_TASK PROMPT_
Convert the items from the line containing "List every element" down to the line containing "home-icon <box>686 274 700 288</box>", inclusive, into a JSON list of strings with one string per line, skipping blank lines. Omit the picture line.

_MATERIAL FOR THIS EXERCISE_
- - - - -

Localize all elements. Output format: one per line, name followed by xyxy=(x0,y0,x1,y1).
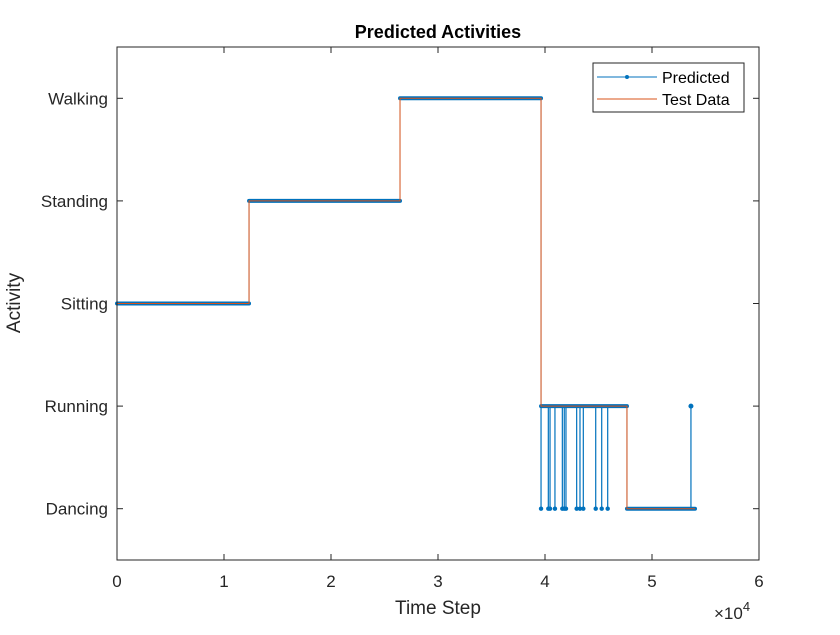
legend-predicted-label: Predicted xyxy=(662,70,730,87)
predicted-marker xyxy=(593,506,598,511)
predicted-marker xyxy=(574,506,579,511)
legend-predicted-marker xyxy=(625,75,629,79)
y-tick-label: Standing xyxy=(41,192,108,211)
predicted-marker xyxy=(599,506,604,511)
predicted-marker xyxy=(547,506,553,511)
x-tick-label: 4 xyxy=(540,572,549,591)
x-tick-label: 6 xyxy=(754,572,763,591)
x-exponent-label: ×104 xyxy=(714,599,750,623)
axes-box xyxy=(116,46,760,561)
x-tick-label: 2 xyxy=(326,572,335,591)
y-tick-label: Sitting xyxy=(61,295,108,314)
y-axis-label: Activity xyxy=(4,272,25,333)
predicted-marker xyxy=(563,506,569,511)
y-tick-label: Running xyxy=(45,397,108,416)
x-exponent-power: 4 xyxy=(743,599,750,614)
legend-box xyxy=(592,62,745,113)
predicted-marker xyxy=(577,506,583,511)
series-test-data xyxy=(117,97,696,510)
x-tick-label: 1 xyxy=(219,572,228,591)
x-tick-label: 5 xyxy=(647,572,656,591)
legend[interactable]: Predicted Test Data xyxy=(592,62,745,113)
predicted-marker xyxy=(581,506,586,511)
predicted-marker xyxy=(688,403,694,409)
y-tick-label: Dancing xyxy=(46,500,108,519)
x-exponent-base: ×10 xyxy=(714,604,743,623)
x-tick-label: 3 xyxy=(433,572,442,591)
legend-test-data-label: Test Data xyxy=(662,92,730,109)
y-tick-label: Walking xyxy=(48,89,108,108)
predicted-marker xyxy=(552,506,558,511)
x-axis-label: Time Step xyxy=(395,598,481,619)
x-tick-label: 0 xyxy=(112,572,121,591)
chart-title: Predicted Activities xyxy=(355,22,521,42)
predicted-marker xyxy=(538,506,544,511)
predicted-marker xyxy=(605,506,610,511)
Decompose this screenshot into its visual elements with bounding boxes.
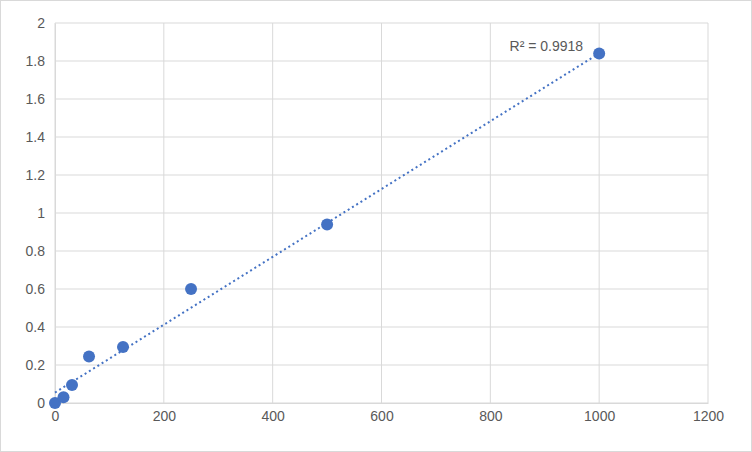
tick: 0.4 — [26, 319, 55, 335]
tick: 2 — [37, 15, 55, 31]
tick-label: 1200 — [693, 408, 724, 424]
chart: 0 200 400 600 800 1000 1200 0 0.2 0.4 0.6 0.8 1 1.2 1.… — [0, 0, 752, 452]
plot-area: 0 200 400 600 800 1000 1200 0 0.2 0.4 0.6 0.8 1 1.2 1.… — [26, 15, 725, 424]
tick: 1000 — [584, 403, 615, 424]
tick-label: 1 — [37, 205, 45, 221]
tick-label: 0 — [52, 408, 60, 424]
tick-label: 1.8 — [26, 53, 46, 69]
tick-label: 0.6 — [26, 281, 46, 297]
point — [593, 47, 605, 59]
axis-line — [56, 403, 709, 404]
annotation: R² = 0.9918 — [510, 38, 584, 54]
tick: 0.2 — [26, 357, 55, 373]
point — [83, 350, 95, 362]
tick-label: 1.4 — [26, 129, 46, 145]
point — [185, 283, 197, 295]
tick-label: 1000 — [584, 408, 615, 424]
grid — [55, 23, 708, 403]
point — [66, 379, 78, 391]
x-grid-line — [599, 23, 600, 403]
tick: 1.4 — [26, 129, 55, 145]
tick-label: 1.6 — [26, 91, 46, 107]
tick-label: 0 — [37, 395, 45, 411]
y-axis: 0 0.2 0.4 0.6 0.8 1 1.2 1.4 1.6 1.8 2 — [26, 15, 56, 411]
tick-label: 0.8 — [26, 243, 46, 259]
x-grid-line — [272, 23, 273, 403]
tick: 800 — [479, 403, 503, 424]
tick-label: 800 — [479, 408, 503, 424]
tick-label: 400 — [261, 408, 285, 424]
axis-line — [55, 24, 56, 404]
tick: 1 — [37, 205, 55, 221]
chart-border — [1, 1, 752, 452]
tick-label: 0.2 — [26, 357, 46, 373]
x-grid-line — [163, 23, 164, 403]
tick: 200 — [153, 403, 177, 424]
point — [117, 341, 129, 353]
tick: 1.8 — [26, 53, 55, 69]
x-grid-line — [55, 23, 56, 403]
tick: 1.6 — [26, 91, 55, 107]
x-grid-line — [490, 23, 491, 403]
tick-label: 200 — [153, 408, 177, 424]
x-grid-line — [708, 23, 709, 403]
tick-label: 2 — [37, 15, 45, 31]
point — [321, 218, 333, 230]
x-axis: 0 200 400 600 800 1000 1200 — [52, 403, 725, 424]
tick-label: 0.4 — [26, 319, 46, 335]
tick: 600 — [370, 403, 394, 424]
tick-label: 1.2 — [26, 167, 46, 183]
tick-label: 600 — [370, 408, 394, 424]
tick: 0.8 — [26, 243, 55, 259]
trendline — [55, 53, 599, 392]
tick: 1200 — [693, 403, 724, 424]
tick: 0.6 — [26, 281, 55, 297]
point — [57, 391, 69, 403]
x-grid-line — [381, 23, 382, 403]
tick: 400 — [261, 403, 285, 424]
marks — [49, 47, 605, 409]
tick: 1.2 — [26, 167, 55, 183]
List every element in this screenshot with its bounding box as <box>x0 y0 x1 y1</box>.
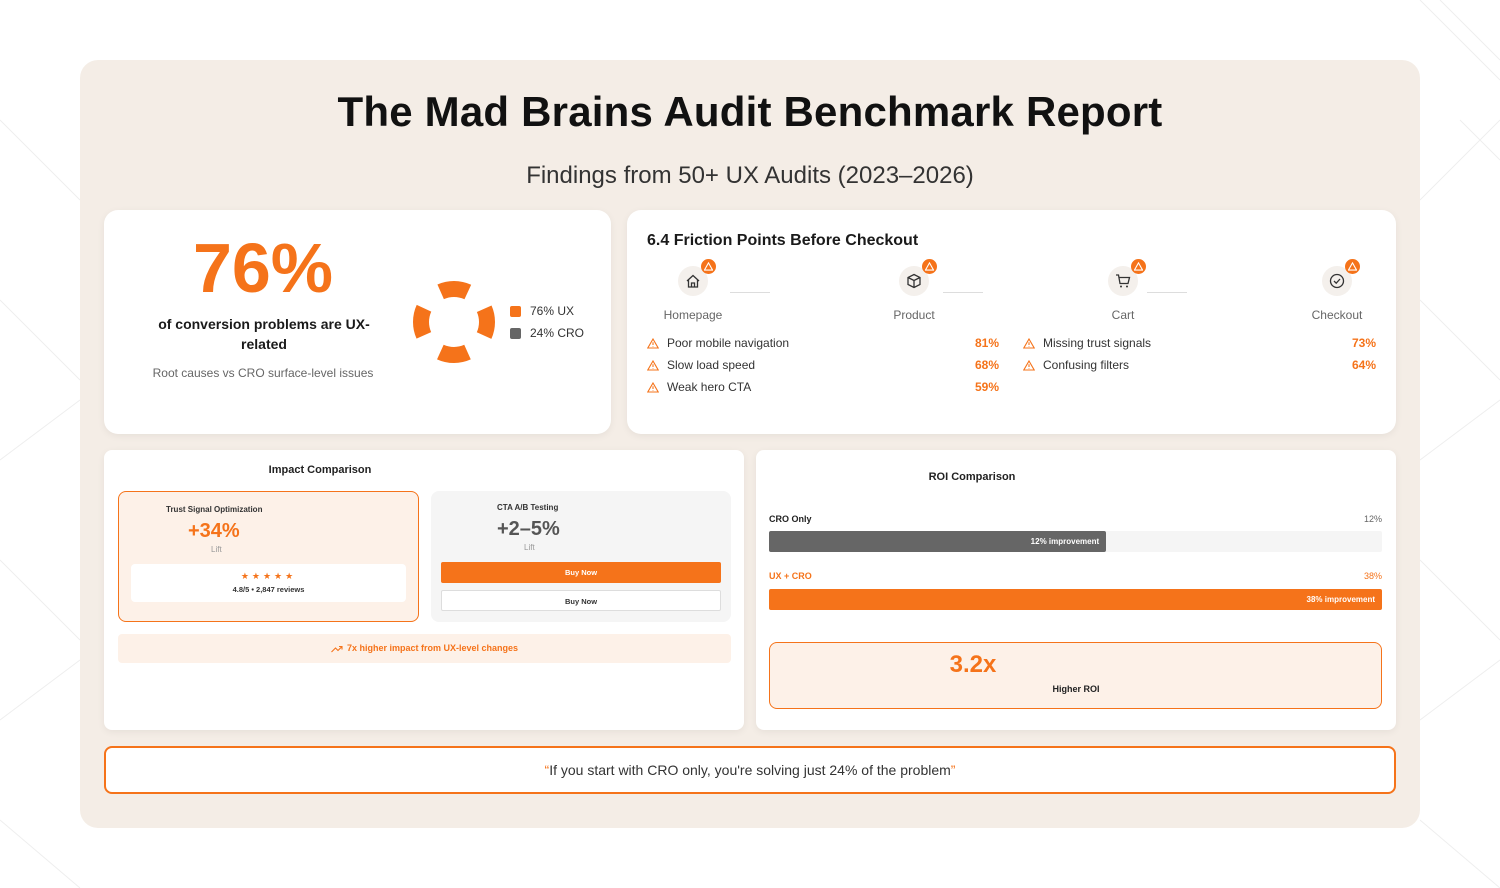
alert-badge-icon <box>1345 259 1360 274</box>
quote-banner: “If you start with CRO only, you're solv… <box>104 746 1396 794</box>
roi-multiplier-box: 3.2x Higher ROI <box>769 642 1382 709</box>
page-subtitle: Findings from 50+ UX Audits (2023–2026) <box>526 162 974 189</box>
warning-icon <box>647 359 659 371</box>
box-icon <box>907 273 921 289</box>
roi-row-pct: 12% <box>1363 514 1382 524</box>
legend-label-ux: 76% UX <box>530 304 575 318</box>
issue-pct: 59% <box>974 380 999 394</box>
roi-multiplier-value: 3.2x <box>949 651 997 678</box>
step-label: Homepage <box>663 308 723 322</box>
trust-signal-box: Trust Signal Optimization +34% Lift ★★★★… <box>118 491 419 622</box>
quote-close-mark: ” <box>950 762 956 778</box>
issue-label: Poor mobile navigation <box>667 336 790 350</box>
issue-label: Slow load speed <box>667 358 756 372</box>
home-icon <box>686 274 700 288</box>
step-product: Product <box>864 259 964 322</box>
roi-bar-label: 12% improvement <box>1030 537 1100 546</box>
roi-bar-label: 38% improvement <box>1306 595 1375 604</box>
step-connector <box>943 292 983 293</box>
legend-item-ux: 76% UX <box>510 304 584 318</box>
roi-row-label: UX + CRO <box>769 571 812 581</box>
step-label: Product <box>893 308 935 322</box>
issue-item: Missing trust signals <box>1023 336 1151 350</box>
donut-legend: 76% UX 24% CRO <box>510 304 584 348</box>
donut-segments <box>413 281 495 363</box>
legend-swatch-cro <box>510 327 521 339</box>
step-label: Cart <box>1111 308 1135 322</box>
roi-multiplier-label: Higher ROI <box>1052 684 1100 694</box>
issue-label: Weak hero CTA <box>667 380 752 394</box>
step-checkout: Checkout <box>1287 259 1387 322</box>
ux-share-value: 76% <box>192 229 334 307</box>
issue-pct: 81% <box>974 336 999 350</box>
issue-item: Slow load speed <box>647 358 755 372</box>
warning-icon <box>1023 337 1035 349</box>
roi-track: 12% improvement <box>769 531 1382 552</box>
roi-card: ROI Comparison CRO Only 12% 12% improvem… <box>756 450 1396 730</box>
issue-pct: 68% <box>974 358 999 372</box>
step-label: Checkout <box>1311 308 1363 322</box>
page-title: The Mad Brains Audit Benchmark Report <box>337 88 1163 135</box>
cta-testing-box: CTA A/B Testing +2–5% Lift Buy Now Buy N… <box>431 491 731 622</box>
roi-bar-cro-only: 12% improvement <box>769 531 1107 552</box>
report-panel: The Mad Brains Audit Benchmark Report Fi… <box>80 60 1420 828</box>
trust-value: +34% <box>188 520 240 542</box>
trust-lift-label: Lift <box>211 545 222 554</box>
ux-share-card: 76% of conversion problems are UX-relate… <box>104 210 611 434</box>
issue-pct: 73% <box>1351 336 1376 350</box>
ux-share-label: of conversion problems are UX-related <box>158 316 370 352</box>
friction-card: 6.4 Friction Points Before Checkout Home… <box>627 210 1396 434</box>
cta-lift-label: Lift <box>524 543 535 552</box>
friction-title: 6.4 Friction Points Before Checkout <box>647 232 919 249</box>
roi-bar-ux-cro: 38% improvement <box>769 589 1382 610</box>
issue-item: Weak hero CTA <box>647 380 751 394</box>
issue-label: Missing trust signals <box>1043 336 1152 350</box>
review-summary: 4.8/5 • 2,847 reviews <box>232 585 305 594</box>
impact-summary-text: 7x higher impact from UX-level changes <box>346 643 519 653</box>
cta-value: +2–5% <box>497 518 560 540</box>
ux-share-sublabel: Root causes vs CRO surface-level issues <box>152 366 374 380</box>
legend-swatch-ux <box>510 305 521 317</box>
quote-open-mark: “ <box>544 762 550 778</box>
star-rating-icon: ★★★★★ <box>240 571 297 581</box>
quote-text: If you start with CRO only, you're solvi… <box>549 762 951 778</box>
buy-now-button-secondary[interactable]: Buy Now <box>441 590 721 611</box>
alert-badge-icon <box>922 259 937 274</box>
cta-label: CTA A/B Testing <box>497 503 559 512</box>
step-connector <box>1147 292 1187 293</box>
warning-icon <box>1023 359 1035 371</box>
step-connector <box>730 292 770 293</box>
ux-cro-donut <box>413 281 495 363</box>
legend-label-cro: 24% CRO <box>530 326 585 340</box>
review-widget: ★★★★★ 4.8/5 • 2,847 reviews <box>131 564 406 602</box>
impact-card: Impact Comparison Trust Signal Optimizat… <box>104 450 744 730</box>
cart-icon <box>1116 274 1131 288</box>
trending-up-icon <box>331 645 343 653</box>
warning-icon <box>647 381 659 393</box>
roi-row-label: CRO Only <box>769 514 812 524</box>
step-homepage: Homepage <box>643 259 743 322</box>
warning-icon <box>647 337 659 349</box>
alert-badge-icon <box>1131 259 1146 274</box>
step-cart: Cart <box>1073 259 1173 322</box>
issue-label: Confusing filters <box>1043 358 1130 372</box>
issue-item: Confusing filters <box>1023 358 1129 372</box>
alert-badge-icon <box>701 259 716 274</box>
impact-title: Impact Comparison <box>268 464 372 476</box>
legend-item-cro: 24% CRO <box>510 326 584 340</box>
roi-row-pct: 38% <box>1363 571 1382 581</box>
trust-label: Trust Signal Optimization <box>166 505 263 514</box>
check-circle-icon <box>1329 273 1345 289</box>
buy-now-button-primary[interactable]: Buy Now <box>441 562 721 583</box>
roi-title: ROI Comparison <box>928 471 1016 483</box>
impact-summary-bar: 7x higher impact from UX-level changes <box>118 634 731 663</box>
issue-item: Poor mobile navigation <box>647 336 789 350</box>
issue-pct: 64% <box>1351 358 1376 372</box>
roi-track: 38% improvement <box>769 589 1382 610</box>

- - - - -

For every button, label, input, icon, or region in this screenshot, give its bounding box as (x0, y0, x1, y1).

- - - - -

_ANSWER FOR THIS EXERCISE_
[
  "List every element in this screenshot with its bounding box as <box>x0 y0 x1 y1</box>.",
  "alert-badge-icon <box>1345 259 1360 274</box>",
  "quote-banner: “If you start with CRO only, you're solv… <box>104 746 1396 794</box>",
  "roi-multiplier-box: 3.2x Higher ROI <box>769 642 1382 709</box>",
  "page-subtitle: Findings from 50+ UX Audits (2023–2026) <box>526 162 974 189</box>",
  "warning-icon <box>647 359 659 371</box>",
  "box-icon <box>907 273 921 289</box>",
  "roi-row-pct: 12% <box>1363 514 1382 524</box>",
  "legend-label-ux: 76% UX <box>530 304 575 318</box>",
  "issue-pct: 59% <box>974 380 999 394</box>",
  "roi-multiplier-value: 3.2x <box>949 651 997 678</box>",
  "step-label: Homepage <box>663 308 723 322</box>",
  "trust-signal-box: Trust Signal Optimization +34% Lift ★★★★… <box>118 491 419 622</box>",
  "quote-close-mark: ” <box>950 762 956 778</box>",
  "issue-label: Poor mobile navigation <box>667 336 790 350</box>",
  "issue-label: Slow load speed <box>667 358 756 372</box>",
  "home-icon <box>686 274 700 288</box>"
]